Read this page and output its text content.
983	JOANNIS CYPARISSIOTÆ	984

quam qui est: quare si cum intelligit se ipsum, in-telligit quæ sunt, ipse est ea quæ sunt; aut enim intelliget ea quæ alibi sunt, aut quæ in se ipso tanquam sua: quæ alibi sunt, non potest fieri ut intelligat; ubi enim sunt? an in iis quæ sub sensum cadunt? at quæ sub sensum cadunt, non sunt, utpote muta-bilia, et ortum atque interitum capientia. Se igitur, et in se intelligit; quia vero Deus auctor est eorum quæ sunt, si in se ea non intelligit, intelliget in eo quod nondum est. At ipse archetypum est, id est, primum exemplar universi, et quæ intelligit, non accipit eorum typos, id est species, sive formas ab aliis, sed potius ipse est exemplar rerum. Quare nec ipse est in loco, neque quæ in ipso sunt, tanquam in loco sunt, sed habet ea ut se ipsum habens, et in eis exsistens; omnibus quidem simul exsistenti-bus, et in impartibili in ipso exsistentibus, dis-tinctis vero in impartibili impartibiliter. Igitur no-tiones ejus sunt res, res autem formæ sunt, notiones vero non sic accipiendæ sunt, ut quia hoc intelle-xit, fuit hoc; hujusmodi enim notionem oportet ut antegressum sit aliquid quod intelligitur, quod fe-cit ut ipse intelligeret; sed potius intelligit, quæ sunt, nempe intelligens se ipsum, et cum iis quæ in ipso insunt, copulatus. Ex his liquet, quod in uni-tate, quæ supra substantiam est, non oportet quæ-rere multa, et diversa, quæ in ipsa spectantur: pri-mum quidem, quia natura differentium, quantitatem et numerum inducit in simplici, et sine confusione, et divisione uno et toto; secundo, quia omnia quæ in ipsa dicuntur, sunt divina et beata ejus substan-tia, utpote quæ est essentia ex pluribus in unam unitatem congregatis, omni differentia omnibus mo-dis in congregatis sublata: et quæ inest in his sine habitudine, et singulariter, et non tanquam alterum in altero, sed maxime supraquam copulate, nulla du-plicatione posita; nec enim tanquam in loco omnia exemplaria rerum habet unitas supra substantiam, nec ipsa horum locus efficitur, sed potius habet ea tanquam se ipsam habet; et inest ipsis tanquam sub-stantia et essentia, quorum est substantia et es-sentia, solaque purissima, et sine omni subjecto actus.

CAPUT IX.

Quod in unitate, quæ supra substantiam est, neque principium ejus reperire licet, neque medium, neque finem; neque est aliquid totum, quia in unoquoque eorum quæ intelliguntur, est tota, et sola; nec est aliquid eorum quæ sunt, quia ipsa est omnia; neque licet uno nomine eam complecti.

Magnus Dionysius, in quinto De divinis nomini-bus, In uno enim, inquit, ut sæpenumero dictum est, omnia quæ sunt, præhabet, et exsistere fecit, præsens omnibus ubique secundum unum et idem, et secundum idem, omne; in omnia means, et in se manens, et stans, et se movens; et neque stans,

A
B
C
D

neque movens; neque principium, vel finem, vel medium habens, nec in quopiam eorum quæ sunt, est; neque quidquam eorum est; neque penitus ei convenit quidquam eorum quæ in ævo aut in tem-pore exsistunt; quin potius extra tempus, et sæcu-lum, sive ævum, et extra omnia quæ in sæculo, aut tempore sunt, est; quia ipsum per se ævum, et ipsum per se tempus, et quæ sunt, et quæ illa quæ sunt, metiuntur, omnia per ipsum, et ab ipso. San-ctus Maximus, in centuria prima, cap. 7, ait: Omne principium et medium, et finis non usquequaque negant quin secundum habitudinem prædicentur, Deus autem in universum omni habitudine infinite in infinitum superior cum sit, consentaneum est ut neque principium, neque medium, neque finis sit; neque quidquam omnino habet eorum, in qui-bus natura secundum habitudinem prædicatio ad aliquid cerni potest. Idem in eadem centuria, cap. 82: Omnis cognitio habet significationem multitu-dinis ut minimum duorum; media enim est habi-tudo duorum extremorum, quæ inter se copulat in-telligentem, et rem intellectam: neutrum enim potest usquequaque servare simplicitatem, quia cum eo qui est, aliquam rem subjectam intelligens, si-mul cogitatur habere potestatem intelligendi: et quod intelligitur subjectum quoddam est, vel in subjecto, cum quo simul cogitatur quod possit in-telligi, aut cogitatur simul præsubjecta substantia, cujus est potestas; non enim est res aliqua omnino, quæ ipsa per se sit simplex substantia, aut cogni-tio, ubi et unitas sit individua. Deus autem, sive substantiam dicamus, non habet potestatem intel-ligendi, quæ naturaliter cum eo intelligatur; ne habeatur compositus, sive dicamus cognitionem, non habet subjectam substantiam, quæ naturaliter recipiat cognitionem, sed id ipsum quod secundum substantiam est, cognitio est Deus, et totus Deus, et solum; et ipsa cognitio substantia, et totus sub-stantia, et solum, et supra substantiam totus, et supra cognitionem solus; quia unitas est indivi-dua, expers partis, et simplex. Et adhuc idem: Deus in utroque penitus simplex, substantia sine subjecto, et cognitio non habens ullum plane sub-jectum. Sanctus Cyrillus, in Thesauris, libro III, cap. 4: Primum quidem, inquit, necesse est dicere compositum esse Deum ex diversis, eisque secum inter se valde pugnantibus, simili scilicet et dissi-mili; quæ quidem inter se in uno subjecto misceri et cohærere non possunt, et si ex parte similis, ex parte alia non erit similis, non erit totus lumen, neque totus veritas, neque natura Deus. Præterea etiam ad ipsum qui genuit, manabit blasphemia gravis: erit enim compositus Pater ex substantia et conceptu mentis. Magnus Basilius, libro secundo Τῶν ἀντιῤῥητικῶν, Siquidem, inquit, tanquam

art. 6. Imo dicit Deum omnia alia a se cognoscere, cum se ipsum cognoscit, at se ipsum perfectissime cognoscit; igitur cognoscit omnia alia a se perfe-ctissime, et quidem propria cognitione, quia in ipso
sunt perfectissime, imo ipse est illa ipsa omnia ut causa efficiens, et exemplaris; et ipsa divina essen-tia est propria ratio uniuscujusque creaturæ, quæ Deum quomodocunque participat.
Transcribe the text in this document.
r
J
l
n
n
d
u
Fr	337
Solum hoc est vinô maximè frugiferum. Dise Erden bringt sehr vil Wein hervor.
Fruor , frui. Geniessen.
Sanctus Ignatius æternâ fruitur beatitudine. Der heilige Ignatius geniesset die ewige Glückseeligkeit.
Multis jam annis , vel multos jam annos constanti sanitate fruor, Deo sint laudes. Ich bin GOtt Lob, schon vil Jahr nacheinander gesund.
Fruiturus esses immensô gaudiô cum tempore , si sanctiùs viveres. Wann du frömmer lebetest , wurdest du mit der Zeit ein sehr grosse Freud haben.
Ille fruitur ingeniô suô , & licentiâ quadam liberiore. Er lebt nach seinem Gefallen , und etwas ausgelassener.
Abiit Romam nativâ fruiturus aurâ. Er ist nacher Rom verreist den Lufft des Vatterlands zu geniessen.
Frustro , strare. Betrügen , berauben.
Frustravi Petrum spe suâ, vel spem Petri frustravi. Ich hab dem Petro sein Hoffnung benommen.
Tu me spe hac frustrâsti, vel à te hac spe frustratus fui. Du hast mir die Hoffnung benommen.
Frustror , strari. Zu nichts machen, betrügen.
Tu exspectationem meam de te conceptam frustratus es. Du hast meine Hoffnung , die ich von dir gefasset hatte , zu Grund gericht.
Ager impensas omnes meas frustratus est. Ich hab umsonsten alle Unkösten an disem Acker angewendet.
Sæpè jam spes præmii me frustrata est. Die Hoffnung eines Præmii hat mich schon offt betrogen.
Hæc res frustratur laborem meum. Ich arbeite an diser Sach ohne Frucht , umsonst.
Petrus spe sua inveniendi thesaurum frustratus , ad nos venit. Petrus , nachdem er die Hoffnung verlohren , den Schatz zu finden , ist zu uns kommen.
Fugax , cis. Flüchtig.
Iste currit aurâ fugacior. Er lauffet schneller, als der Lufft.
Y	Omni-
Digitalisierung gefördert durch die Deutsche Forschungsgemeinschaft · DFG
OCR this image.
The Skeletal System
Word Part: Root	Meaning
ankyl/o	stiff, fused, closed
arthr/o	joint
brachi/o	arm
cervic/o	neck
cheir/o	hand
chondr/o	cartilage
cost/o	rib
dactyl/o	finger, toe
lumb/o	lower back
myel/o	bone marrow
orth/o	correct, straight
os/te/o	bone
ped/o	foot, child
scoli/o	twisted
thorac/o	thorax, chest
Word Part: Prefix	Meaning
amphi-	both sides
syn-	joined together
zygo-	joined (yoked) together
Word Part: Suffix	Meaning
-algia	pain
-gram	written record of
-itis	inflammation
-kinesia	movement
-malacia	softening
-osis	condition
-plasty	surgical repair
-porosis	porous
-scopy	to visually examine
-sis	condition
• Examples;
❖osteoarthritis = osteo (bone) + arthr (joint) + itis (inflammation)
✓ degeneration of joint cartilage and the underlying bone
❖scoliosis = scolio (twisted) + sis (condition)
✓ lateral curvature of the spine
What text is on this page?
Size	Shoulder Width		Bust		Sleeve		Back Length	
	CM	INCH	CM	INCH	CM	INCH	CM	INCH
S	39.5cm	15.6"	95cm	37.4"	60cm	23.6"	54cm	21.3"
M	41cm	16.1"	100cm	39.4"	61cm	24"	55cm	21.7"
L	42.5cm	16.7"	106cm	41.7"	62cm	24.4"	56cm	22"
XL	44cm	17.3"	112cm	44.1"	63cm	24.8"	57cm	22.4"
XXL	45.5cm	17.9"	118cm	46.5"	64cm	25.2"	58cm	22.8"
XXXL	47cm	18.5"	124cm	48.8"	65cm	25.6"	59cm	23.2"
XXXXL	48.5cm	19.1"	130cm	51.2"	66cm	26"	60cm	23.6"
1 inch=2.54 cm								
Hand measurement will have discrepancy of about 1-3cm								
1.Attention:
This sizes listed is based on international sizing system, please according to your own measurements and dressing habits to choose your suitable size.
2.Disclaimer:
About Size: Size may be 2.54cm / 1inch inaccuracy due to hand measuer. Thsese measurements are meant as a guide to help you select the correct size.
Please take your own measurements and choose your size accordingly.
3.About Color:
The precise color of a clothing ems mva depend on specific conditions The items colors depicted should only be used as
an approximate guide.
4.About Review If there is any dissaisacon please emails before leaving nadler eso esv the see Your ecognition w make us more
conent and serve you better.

════════════════

AIM | In the records, locate each line holding the string "joined" and copy it.

ANSWER TO THE EXERCISE |
syn-	joined together
zygo-	joined (yoked) together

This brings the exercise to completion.